---------- Given data

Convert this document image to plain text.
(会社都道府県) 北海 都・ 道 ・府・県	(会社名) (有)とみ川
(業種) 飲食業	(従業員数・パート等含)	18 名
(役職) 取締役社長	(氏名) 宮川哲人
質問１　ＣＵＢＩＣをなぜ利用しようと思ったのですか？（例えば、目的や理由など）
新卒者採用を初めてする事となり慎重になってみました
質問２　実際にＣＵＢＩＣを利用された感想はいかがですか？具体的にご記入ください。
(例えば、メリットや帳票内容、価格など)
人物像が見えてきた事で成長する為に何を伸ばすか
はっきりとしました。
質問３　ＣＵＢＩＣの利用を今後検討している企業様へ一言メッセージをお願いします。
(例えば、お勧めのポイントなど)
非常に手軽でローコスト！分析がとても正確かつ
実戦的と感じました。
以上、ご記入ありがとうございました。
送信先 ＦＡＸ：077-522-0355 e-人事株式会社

--------------------
---------- Given data

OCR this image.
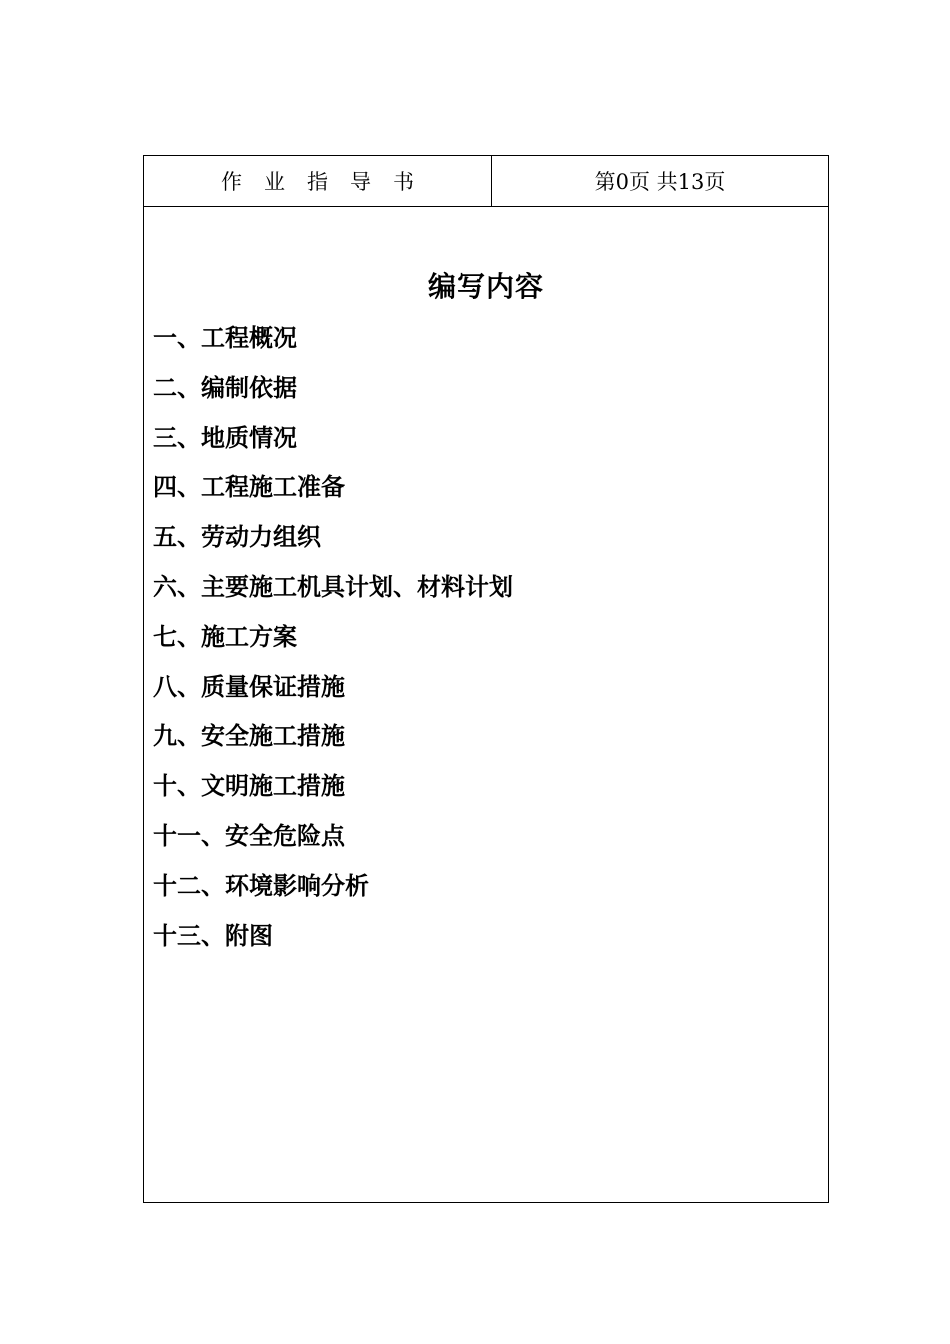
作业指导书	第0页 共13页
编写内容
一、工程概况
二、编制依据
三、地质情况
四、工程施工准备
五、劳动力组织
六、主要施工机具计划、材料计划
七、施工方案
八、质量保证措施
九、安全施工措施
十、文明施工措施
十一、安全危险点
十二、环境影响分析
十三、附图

--------------------

Exercise instructions – Filter for "this". Return all lines that hold it.

Task solution –
Convert this document image to plain text.
OCR this image.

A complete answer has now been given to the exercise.